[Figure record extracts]
· · · ·

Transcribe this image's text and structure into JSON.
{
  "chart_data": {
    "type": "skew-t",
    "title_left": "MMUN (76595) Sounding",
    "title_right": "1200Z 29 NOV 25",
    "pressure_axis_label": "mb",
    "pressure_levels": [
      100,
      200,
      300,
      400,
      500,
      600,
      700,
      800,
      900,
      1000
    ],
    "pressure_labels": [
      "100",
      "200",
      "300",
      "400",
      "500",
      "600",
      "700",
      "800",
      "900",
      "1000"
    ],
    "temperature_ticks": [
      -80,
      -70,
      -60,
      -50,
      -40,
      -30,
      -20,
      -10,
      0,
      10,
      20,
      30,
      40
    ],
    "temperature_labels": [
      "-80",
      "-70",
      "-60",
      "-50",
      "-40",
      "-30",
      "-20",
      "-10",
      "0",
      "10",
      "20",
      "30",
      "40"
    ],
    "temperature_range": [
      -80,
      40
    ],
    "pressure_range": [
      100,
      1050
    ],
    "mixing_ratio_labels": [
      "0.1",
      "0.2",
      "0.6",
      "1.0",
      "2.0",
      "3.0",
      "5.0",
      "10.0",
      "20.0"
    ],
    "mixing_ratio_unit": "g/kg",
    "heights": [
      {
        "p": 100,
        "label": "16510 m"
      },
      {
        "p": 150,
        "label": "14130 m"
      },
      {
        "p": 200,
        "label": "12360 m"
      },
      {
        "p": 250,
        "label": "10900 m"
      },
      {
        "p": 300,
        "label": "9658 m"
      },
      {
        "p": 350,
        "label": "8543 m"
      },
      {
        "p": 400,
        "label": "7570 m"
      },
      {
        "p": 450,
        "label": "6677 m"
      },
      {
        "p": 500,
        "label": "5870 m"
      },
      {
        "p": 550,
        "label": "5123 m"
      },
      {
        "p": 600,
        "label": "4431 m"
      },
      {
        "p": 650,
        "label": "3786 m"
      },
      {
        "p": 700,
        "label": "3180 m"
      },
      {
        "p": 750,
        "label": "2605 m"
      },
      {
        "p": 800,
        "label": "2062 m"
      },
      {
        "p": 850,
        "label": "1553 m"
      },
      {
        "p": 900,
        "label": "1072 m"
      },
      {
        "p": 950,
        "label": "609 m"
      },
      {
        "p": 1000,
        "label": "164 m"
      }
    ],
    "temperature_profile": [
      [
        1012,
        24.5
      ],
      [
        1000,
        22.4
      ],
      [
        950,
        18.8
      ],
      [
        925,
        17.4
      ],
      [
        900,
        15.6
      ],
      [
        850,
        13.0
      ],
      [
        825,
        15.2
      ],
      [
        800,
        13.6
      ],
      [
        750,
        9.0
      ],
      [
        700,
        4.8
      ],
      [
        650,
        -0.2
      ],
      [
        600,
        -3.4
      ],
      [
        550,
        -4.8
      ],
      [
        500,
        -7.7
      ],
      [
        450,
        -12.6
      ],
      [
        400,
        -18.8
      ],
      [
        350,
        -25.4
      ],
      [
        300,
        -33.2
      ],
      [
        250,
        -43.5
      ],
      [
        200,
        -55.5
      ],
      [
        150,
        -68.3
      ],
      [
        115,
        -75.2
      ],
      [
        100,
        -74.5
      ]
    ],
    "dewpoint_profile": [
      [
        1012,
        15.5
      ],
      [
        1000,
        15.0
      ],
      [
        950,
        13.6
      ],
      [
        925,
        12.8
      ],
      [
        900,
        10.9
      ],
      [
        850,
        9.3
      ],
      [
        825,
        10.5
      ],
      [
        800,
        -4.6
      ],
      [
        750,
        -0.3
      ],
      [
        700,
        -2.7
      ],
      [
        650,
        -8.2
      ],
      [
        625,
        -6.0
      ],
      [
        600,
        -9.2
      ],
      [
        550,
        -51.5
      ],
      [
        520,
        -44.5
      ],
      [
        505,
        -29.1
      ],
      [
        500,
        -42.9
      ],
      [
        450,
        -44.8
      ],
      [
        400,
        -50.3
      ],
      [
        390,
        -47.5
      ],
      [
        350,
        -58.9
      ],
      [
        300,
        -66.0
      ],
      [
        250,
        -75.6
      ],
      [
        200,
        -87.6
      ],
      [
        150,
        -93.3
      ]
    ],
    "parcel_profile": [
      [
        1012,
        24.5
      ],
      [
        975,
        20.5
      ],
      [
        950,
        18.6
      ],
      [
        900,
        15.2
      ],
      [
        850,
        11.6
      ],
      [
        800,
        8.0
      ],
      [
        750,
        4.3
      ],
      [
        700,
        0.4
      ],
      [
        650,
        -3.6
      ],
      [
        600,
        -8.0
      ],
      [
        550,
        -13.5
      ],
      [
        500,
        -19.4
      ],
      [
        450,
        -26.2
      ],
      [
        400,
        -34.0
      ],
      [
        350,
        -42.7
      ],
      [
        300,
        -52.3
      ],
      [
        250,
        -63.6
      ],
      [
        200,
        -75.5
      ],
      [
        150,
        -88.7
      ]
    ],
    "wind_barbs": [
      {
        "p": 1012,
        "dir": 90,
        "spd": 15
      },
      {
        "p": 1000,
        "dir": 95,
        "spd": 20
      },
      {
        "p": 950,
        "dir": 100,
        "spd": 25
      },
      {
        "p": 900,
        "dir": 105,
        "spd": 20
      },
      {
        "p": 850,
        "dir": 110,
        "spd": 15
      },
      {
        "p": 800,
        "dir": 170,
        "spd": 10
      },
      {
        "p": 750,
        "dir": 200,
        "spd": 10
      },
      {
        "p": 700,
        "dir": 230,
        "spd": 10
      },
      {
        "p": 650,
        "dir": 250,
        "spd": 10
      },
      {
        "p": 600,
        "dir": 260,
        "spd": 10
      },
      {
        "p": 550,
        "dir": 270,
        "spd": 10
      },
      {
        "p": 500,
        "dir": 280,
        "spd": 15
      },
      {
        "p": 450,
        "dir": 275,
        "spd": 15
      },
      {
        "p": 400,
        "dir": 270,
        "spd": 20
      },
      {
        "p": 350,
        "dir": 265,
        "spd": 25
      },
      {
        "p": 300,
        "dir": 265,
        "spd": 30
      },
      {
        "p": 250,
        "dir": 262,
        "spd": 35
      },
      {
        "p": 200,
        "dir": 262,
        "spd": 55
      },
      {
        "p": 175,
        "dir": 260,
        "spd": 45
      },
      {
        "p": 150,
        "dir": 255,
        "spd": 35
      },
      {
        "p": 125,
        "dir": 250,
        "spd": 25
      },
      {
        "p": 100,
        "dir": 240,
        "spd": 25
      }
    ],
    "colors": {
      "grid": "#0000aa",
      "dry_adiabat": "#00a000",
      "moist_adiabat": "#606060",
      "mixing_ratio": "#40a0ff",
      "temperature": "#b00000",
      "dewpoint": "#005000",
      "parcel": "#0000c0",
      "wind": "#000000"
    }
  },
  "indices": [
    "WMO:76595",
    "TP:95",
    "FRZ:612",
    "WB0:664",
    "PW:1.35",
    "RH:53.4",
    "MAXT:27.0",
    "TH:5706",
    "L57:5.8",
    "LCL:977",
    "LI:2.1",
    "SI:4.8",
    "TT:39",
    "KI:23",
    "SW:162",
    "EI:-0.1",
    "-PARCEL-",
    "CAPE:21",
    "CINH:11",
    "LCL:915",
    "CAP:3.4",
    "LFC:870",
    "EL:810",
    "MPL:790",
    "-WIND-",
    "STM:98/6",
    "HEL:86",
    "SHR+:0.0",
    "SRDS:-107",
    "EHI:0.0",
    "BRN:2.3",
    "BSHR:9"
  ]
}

· · · ·

Work required — Write out the entries in full, exactly as given.

Answer to this exercise —
Transcribe this image's text and structure into JSON.
{
  "chart_data": {
    "type": "skew-t",
    "title_left": "MMUN (76595) Sounding",
    "title_right": "1200Z 29 NOV 25",
    "pressure_axis_label": "mb",
    "pressure_levels": [
      100,
      200,
      300,
      400,
      500,
      600,
      700,
      800,
      900,
      1000
    ],
    "pressure_labels": [
      "100",
      "200",
      "300",
      "400",
      "500",
      "600",
      "700",
      "800",
      "900",
      "1000"
    ],
    "temperature_ticks": [
      -80,
      -70,
      -60,
      -50,
      -40,
      -30,
      -20,
      -10,
      0,
      10,
      20,
      30,
      40
    ],
    "temperature_labels": [
      "-80",
      "-70",
      "-60",
      "-50",
      "-40",
      "-30",
      "-20",
      "-10",
      "0",
      "10",
      "20",
      "30",
      "40"
    ],
    "temperature_range": [
      -80,
      40
    ],
    "pressure_range": [
      100,
      1050
    ],
    "mixing_ratio_labels": [
      "0.1",
      "0.2",
      "0.6",
      "1.0",
      "2.0",
      "3.0",
      "5.0",
      "10.0",
      "20.0"
    ],
    "mixing_ratio_unit": "g/kg",
    "heights": [
      {
        "p": 100,
        "label": "16510 m"
      },
      {
        "p": 150,
        "label": "14130 m"
      },
      {
        "p": 200,
        "label": "12360 m"
      },
      {
        "p": 250,
        "label": "10900 m"
      },
      {
        "p": 300,
        "label": "9658 m"
      },
      {
        "p": 350,
        "label": "8543 m"
      },
      {
        "p": 400,
        "label": "7570 m"
      },
      {
        "p": 450,
        "label": "6677 m"
      },
      {
        "p": 500,
        "label": "5870 m"
      },
      {
        "p": 550,
        "label": "5123 m"
      },
      {
        "p": 600,
        "label": "4431 m"
      },
      {
        "p": 650,
        "label": "3786 m"
      },
      {
        "p": 700,
        "label": "3180 m"
      },
      {
        "p": 750,
        "label": "2605 m"
      },
      {
        "p": 800,
        "label": "2062 m"
      },
      {
        "p": 850,
        "label": "1553 m"
      },
      {
        "p": 900,
        "label": "1072 m"
      },
      {
        "p": 950,
        "label": "609 m"
      },
      {
        "p": 1000,
        "label": "164 m"
      }
    ],
    "temperature_profile": [
      [
        1012,
        24.5
      ],
      [
        1000,
        22.4
      ],
      [
        950,
        18.8
      ],
      [
        925,
        17.4
      ],
      [
        900,
        15.6
      ],
      [
        850,
        13.0
      ],
      [
        825,
        15.2
      ],
      [
        800,
        13.6
      ],
      [
        750,
        9.0
      ],
      [
        700,
        4.8
      ],
      [
        650,
        -0.2
      ],
      [
        600,
        -3.4
      ],
      [
        550,
        -4.8
      ],
      [
        500,
        -7.7
      ],
      [
        450,
        -12.6
      ],
      [
        400,
        -18.8
      ],
      [
        350,
        -25.4
      ],
      [
        300,
        -33.2
      ],
      [
        250,
        -43.5
      ],
      [
        200,
        -55.5
      ],
      [
        150,
        -68.3
      ],
      [
        115,
        -75.2
      ],
      [
        100,
        -74.5
      ]
    ],
    "dewpoint_profile": [
      [
        1012,
        15.5
      ],
      [
        1000,
        15.0
      ],
      [
        950,
        13.6
      ],
      [
        925,
        12.8
      ],
      [
        900,
        10.9
      ],
      [
        850,
        9.3
      ],
      [
        825,
        10.5
      ],
      [
        800,
        -4.6
      ],
      [
        750,
        -0.3
      ],
      [
        700,
        -2.7
      ],
      [
        650,
        -8.2
      ],
      [
        625,
        -6.0
      ],
      [
        600,
        -9.2
      ],
      [
        550,
        -51.5
      ],
      [
        520,
        -44.5
      ],
      [
        505,
        -29.1
      ],
      [
        500,
        -42.9
      ],
      [
        450,
        -44.8
      ],
      [
        400,
        -50.3
      ],
      [
        390,
        -47.5
      ],
      [
        350,
        -58.9
      ],
      [
        300,
        -66.0
      ],
      [
        250,
        -75.6
      ],
      [
        200,
        -87.6
      ],
      [
        150,
        -93.3
      ]
    ],
    "parcel_profile": [
      [
        1012,
        24.5
      ],
      [
        975,
        20.5
      ],
      [
        950,
        18.6
      ],
      [
        900,
        15.2
      ],
      [
        850,
        11.6
      ],
      [
        800,
        8.0
      ],
      [
        750,
        4.3
      ],
      [
        700,
        0.4
      ],
      [
        650,
        -3.6
      ],
      [
        600,
        -8.0
      ],
      [
        550,
        -13.5
      ],
      [
        500,
        -19.4
      ],
      [
        450,
        -26.2
      ],
      [
        400,
        -34.0
      ],
      [
        350,
        -42.7
      ],
      [
        300,
        -52.3
      ],
      [
        250,
        -63.6
      ],
      [
        200,
        -75.5
      ],
      [
        150,
        -88.7
      ]
    ],
    "wind_barbs": [
      {
        "p": 1012,
        "dir": 90,
        "spd": 15
      },
      {
        "p": 1000,
        "dir": 95,
        "spd": 20
      },
      {
        "p": 950,
        "dir": 100,
        "spd": 25
      },
      {
        "p": 900,
        "dir": 105,
        "spd": 20
      },
      {
        "p": 850,
        "dir": 110,
        "spd": 15
      },
      {
        "p": 800,
        "dir": 170,
        "spd": 10
      },
      {
        "p": 750,
        "dir": 200,
        "spd": 10
      },
      {
        "p": 700,
        "dir": 230,
        "spd": 10
      },
      {
        "p": 650,
        "dir": 250,
        "spd": 10
      },
      {
        "p": 600,
        "dir": 260,
        "spd": 10
      },
      {
        "p": 550,
        "dir": 270,
        "spd": 10
      },
      {
        "p": 500,
        "dir": 280,
        "spd": 15
      },
      {
        "p": 450,
        "dir": 275,
        "spd": 15
      },
      {
        "p": 400,
        "dir": 270,
        "spd": 20
      },
      {
        "p": 350,
        "dir": 265,
        "spd": 25
      },
      {
        "p": 300,
        "dir": 265,
        "spd": 30
      },
      {
        "p": 250,
        "dir": 262,
        "spd": 35
      },
      {
        "p": 200,
        "dir": 262,
        "spd": 55
      },
      {
        "p": 175,
        "dir": 260,
        "spd": 45
      },
      {
        "p": 150,
        "dir": 255,
        "spd": 35
      },
      {
        "p": 125,
        "dir": 250,
        "spd": 25
      },
      {
        "p": 100,
        "dir": 240,
        "spd": 25
      }
    ],
    "colors": {
      "grid": "#0000aa",
      "dry_adiabat": "#00a000",
      "moist_adiabat": "#606060",
      "mixing_ratio": "#40a0ff",
      "temperature": "#b00000",
      "dewpoint": "#005000",
      "parcel": "#0000c0",
      "wind": "#000000"
    }
  },
  "indices": [
    "WMO:76595",
    "TP:95",
    "FRZ:612",
    "WB0:664",
    "PW:1.35",
    "RH:53.4",
    "MAXT:27.0",
    "TH:5706",
    "L57:5.8",
    "LCL:977",
    "LI:2.1",
    "SI:4.8",
    "TT:39",
    "KI:23",
    "SW:162",
    "EI:-0.1",
    "-PARCEL-",
    "CAPE:21",
    "CINH:11",
    "LCL:915",
    "CAP:3.4",
    "LFC:870",
    "EL:810",
    "MPL:790",
    "-WIND-",
    "STM:98/6",
    "HEL:86",
    "SHR+:0.0",
    "SRDS:-107",
    "EHI:0.0",
    "BRN:2.3",
    "BSHR:9"
  ]
}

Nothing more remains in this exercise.